→ **Page extract**
╔══

Where a person climbed over a second-story balcony and approached the door leading therefrom into a bedroom and fled upon arousing the occupants, he was guilty of attempting to commit a burglary, although he never touched the door. The evidence indicated an overt act, and from the attendant circumstances, the intention to commit the crime of burglary was reasonably inferred without the aid of any extrajudicial admissions. (People v. Gilbert, 86 Cal. App. 8 [260 P. 558].) Where a person was observed in front of a bedroom window of an inhabited dwelling with his hands upraised toward the window, where coats and purses were on the bed inside and the defendant was found standing in a space less than four feet wide between the hedge and the house, such acts "would have naturally resulted in the crime of burglary had the defendant not been scared away". (People v. Davis, 24 Cal. App. 2d 408 [75 PaCal.2d 80].) The intention [38 Cal. App. 2d 394] with which an act is committed is ordinarily a question of fact for the jury and may be properly inferred from the surrounding circumstances. (People v. Carter, 73 Cal. App. 495 [238 P. 1059].) The presence of this defendant at the front door of the premises with his right arm projecting into the inside, at an hour when the world is asleep, without any sort of explanation of his presence there or of his possession of the wrench with which he had worked upon the lock of the door on the inside was sufficient to warrant the trial court in finding that he was possessed of an intent to burglarize the store. It has been held that the possession of burglary tools is appropriate evidence after proof of a burglary. (People v. Parkinson, 138 Cal. App. 599 [33 PaCal.2d 18].)

[2] The contention is made by defendant that in order to convict him of burglarious intent, it was necessary to presume such intent. With this we cannot agree. The circumstances surrounding him at the time of his apprehension furnish sufficient evidence, which, if believed by the trial judge, would warrant the inference of intent to commit a burglary. (People v. Mize, 80 Cal. 41 [22 P. 80]; People v. Perini, 94 Cal. 573 [29 P. 1027].) Certainly, breaking a door of a building belonging to a stranger at 2 o'clock in the morning could not have been done with a view of protecting the property or for any other lawful purpose. The fact that merchandise was on the inside and that it was of such character as is daily consumed by human beings is additional proof that a housebreaker at such an hour in the morning would have intended to take possession of certain contents of said store.

The judgment is affirmed.

Wood, J., and McComb, J., concurred.

╚══

→ **Records supplied**
╔══

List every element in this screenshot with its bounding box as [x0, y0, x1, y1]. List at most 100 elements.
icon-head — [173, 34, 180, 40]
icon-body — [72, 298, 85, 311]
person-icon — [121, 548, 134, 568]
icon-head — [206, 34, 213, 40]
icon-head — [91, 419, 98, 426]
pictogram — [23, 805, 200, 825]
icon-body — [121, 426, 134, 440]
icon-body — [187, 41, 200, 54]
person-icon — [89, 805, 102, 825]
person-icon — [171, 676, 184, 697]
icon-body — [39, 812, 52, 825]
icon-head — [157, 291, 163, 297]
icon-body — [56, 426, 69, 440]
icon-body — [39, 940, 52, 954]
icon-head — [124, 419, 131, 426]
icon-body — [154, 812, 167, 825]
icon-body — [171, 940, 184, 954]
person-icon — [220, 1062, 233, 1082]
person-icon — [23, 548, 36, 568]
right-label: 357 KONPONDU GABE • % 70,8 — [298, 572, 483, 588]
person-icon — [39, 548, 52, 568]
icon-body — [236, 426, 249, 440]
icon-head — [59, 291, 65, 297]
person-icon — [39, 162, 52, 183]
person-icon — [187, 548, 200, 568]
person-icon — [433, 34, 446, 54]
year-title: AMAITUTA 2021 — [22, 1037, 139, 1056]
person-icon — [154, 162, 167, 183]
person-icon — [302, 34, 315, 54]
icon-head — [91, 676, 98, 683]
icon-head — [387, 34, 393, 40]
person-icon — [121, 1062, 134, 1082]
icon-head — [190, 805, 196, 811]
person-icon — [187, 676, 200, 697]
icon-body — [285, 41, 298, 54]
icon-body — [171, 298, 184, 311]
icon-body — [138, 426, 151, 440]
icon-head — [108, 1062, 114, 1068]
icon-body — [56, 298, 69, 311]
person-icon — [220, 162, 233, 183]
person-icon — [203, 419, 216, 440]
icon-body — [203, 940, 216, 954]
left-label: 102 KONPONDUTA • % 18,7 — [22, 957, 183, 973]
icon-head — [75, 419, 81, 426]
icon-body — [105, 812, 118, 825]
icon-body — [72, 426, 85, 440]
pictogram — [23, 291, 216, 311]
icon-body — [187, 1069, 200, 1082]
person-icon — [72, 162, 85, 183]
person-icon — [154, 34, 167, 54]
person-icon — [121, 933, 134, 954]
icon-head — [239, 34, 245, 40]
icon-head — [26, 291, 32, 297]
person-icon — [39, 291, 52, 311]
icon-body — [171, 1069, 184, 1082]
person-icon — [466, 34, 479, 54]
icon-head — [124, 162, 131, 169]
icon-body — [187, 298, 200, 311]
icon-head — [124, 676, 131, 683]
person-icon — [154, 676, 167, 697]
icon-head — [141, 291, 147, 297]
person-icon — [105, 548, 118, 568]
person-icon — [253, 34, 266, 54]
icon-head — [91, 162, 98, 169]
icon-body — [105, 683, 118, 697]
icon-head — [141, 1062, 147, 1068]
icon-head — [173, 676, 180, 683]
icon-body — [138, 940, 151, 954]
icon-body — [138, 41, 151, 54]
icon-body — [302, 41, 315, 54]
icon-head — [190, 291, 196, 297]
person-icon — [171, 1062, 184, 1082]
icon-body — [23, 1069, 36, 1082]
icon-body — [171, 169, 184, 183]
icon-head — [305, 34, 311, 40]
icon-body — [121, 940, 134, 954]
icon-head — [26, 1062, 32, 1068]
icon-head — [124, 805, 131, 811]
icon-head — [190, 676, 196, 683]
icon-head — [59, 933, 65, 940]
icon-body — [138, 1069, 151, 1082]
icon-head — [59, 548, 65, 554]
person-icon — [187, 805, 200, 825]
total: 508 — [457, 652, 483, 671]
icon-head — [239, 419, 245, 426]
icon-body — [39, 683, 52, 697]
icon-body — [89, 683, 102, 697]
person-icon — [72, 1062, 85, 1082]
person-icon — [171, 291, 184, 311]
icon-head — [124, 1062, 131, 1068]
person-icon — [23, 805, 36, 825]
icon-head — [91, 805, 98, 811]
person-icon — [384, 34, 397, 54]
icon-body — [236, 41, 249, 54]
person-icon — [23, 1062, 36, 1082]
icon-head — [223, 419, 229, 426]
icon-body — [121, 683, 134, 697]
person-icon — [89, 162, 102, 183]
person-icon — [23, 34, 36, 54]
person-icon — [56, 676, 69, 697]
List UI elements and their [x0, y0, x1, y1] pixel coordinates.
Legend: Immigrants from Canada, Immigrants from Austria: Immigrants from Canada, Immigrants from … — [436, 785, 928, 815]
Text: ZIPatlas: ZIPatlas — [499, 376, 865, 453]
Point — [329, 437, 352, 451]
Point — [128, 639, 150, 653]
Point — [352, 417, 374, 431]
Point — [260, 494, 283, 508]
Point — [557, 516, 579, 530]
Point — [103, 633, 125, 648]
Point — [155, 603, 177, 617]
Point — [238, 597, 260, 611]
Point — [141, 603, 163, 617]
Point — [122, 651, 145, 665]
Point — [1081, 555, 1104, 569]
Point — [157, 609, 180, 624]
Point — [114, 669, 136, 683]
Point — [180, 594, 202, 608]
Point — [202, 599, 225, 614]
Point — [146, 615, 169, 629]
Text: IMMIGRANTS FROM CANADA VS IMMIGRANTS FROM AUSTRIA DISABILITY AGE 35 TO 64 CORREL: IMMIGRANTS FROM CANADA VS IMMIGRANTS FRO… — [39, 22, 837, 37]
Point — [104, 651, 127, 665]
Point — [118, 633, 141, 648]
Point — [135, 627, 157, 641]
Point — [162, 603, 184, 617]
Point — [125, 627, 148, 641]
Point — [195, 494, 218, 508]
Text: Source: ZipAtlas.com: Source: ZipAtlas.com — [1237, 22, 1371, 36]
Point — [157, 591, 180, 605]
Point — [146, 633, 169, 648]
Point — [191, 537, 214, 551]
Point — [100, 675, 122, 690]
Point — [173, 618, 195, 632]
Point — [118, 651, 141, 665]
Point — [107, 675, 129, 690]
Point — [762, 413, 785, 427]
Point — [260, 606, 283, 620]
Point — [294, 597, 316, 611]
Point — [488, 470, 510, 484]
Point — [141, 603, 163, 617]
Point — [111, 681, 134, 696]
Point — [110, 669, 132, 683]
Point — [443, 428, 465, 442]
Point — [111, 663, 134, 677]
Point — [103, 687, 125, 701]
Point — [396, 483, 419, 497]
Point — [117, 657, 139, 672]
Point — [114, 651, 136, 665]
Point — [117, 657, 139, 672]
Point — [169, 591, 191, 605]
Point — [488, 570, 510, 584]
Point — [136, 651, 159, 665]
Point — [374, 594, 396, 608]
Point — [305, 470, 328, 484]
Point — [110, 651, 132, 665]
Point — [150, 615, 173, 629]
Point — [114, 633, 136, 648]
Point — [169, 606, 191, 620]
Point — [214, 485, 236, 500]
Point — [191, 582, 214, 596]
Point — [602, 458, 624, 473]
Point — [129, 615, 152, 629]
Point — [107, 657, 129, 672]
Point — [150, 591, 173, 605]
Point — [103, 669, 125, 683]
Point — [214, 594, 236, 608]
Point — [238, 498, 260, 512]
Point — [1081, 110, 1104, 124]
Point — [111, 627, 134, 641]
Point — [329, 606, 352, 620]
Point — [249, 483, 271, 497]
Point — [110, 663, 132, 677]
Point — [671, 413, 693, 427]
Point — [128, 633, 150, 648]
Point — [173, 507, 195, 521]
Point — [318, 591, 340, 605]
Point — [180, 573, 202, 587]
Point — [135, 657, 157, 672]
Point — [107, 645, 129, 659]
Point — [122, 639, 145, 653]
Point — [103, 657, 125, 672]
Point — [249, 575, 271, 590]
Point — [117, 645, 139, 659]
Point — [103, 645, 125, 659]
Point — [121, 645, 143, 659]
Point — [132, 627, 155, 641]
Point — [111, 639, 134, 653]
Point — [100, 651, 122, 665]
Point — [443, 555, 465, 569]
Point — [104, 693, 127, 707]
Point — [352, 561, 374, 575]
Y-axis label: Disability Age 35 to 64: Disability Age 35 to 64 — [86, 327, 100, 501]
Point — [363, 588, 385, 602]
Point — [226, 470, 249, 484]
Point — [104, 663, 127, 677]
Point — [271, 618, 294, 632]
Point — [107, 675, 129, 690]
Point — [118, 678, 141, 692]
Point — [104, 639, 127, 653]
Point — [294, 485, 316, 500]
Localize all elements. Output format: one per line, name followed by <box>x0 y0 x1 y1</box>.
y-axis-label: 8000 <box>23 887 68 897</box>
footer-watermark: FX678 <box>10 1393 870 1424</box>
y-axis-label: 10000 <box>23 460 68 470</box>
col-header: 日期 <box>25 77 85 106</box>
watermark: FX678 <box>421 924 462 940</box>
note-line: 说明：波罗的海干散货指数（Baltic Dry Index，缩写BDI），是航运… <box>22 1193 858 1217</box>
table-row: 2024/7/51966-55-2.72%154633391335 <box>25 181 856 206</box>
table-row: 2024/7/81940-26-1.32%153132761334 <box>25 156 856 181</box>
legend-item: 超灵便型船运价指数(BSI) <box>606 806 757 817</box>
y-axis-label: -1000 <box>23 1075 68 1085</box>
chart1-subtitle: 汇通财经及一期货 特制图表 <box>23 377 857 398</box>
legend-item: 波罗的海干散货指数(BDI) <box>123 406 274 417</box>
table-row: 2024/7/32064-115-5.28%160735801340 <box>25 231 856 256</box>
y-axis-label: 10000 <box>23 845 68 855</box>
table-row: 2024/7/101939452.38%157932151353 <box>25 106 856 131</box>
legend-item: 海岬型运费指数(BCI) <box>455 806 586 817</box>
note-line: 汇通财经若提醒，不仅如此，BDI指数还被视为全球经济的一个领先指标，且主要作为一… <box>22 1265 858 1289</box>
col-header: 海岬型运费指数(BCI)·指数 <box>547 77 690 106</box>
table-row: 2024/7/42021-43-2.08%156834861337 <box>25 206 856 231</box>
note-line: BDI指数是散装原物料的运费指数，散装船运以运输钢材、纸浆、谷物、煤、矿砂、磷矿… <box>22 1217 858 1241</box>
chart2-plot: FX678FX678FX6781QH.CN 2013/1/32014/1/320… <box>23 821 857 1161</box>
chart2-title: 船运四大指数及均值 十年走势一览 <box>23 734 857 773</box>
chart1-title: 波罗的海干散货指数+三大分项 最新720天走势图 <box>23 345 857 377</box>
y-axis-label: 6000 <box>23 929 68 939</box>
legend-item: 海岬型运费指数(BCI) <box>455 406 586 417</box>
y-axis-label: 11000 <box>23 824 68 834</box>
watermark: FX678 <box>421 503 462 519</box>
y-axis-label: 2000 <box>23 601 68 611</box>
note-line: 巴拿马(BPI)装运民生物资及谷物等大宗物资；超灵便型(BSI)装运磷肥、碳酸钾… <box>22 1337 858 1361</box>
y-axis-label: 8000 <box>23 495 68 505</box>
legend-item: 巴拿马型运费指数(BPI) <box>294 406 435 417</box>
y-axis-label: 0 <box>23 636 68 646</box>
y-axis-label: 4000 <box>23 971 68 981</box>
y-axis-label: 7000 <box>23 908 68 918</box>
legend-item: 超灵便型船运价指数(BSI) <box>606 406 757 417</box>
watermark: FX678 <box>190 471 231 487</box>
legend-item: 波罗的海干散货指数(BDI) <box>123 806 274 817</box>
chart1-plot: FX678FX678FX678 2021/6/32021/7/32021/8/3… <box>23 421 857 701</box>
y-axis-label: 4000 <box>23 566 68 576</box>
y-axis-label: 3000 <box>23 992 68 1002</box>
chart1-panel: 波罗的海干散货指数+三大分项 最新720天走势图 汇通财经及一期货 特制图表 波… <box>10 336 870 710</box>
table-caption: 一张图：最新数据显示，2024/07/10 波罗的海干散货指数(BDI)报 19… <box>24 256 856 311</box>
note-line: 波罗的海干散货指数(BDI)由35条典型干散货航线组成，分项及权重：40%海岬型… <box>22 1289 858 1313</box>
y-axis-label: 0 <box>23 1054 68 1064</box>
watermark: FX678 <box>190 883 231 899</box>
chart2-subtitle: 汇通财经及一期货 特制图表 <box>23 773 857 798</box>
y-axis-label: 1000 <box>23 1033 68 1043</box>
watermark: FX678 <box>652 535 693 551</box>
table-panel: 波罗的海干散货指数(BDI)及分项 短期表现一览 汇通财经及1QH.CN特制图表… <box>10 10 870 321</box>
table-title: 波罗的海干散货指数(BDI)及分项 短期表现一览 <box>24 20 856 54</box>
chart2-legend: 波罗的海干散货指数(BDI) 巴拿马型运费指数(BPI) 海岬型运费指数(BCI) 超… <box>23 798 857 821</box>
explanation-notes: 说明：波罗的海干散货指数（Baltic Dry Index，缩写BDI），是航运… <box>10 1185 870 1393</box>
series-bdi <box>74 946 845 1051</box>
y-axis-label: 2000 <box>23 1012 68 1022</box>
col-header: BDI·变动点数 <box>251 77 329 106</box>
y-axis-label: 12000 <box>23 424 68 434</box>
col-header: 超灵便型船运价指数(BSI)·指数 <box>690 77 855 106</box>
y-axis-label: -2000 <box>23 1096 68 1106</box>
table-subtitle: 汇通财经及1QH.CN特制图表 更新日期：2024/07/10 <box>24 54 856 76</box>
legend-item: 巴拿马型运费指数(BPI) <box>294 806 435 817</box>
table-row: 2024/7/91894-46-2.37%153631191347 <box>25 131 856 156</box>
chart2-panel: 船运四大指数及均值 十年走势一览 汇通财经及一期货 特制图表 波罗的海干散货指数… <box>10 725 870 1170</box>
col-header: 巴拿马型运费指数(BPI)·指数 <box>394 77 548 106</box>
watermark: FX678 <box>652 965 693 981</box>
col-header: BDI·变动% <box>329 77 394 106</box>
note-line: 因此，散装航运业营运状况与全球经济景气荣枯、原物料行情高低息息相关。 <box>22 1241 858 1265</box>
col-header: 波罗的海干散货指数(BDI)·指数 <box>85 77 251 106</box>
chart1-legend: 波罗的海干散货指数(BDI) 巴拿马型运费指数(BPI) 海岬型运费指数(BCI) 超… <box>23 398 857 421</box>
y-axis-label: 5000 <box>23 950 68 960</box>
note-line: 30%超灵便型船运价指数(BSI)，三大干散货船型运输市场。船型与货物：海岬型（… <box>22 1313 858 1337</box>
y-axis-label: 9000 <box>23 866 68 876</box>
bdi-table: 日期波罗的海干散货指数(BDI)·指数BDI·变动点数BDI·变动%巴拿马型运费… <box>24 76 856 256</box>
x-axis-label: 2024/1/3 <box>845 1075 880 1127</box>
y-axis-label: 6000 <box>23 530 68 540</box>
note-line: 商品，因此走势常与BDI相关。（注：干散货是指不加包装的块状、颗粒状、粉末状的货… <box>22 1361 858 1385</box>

╚══

→ **Work request**
Write out the passage of the burglary opinion starting with "[2] The contention" and going on through "of said store.", word for word. The records have nothing to do with this work.

→ **Solution for this task**
[2] The contention is made by defendant that in order to convict him of burglarious intent, it was necessary to presume such intent. With this we cannot agree. The circumstances surrounding him at the time of his apprehension furnish sufficient evidence, which, if believed by the trial judge, would warrant the inference of intent to commit a burglary. (People v. Mize, 80 Cal. 41 [22 P. 80]; People v. Perini, 94 Cal. 573 [29 P. 1027].) Certainly, breaking a door of a building belonging to a stranger at 2 o'clock in the morning could not have been done with a view of protecting the property or for any other lawful purpose. The fact that merchandise was on the inside and that it was of such character as is daily consumed by human beings is additional proof that a housebreaker at such an hour in the morning would have intended to take possession of certain contents of said store.